### Instructions to follow:
What follows is a block of records; reproduce all of it verbatim.

_ _ _ _

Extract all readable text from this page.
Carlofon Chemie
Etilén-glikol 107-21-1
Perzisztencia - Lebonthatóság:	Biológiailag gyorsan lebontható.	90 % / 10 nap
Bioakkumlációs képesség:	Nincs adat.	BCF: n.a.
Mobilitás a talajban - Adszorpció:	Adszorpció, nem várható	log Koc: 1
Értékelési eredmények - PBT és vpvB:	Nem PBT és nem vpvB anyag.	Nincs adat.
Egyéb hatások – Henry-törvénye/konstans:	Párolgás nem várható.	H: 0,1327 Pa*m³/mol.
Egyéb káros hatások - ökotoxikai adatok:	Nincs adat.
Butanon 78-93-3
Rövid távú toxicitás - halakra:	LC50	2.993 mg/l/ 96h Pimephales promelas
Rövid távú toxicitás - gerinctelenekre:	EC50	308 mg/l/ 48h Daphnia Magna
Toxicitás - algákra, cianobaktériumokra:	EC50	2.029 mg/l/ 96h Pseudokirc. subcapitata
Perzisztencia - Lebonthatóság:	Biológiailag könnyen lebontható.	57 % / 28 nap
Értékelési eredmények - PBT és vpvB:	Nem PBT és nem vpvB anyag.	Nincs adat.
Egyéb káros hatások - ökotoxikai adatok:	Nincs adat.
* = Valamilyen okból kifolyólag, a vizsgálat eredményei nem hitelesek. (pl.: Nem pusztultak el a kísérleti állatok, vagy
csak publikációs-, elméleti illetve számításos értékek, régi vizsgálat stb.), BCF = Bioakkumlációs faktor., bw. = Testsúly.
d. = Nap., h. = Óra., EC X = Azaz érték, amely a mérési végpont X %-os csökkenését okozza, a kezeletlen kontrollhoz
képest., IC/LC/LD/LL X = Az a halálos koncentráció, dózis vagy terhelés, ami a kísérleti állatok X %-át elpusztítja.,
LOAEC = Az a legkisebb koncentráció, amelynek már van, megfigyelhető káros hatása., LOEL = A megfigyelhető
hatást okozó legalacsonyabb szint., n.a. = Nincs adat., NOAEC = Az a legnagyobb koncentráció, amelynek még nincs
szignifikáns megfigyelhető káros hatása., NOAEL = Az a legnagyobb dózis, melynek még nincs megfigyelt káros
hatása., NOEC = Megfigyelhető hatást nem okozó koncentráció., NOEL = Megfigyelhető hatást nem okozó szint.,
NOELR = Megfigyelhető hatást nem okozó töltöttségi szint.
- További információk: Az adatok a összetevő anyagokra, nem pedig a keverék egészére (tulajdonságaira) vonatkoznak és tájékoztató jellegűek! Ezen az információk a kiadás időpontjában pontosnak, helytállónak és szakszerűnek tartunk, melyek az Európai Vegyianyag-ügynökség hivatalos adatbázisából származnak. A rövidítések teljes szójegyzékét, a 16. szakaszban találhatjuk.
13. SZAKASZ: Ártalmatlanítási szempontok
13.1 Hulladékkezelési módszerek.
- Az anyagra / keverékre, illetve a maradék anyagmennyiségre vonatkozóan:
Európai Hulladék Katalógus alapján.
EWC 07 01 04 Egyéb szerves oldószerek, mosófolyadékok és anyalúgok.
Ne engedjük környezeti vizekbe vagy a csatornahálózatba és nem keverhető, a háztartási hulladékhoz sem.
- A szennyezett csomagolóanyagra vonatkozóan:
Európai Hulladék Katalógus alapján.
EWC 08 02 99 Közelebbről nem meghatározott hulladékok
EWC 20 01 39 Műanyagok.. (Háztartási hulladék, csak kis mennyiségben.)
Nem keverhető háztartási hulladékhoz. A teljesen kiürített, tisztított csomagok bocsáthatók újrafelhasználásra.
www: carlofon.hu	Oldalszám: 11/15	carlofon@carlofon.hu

_ _ _ _

### Result for this task:
Extract all readable text from this page.
Carlofon Chemie
Etilén-glikol 107-21-1
Perzisztencia - Lebonthatóság:	Biológiailag gyorsan lebontható.	90 % / 10 nap
Bioakkumlációs képesség:	Nincs adat.	BCF: n.a.
Mobilitás a talajban - Adszorpció:	Adszorpció, nem várható	log Koc: 1
Értékelési eredmények - PBT és vpvB:	Nem PBT és nem vpvB anyag.	Nincs adat.
Egyéb hatások – Henry-törvénye/konstans:	Párolgás nem várható.	H: 0,1327 Pa*m³/mol.
Egyéb káros hatások - ökotoxikai adatok:	Nincs adat.
Butanon 78-93-3
Rövid távú toxicitás - halakra:	LC50	2.993 mg/l/ 96h Pimephales promelas
Rövid távú toxicitás - gerinctelenekre:	EC50	308 mg/l/ 48h Daphnia Magna
Toxicitás - algákra, cianobaktériumokra:	EC50	2.029 mg/l/ 96h Pseudokirc. subcapitata
Perzisztencia - Lebonthatóság:	Biológiailag könnyen lebontható.	57 % / 28 nap
Értékelési eredmények - PBT és vpvB:	Nem PBT és nem vpvB anyag.	Nincs adat.
Egyéb káros hatások - ökotoxikai adatok:	Nincs adat.
* = Valamilyen okból kifolyólag, a vizsgálat eredményei nem hitelesek. (pl.: Nem pusztultak el a kísérleti állatok, vagy
csak publikációs-, elméleti illetve számításos értékek, régi vizsgálat stb.), BCF = Bioakkumlációs faktor., bw. = Testsúly.
d. = Nap., h. = Óra., EC X = Azaz érték, amely a mérési végpont X %-os csökkenését okozza, a kezeletlen kontrollhoz
képest., IC/LC/LD/LL X = Az a halálos koncentráció, dózis vagy terhelés, ami a kísérleti állatok X %-át elpusztítja.,
LOAEC = Az a legkisebb koncentráció, amelynek már van, megfigyelhető káros hatása., LOEL = A megfigyelhető
hatást okozó legalacsonyabb szint., n.a. = Nincs adat., NOAEC = Az a legnagyobb koncentráció, amelynek még nincs
szignifikáns megfigyelhető káros hatása., NOAEL = Az a legnagyobb dózis, melynek még nincs megfigyelt káros
hatása., NOEC = Megfigyelhető hatást nem okozó koncentráció., NOEL = Megfigyelhető hatást nem okozó szint.,
NOELR = Megfigyelhető hatást nem okozó töltöttségi szint.
- További információk: Az adatok a összetevő anyagokra, nem pedig a keverék egészére (tulajdonságaira) vonatkoznak és tájékoztató jellegűek! Ezen az információk a kiadás időpontjában pontosnak, helytállónak és szakszerűnek tartunk, melyek az Európai Vegyianyag-ügynökség hivatalos adatbázisából származnak. A rövidítések teljes szójegyzékét, a 16. szakaszban találhatjuk.
13. SZAKASZ: Ártalmatlanítási szempontok
13.1 Hulladékkezelési módszerek.
- Az anyagra / keverékre, illetve a maradék anyagmennyiségre vonatkozóan:
Európai Hulladék Katalógus alapján.
EWC 07 01 04 Egyéb szerves oldószerek, mosófolyadékok és anyalúgok.
Ne engedjük környezeti vizekbe vagy a csatornahálózatba és nem keverhető, a háztartási hulladékhoz sem.
- A szennyezett csomagolóanyagra vonatkozóan:
Európai Hulladék Katalógus alapján.
EWC 08 02 99 Közelebbről nem meghatározott hulladékok
EWC 20 01 39 Műanyagok.. (Háztartási hulladék, csak kis mennyiségben.)
Nem keverhető háztartási hulladékhoz. A teljesen kiürített, tisztított csomagok bocsáthatók újrafelhasználásra.
www: carlofon.hu	Oldalszám: 11/15	carlofon@carlofon.hu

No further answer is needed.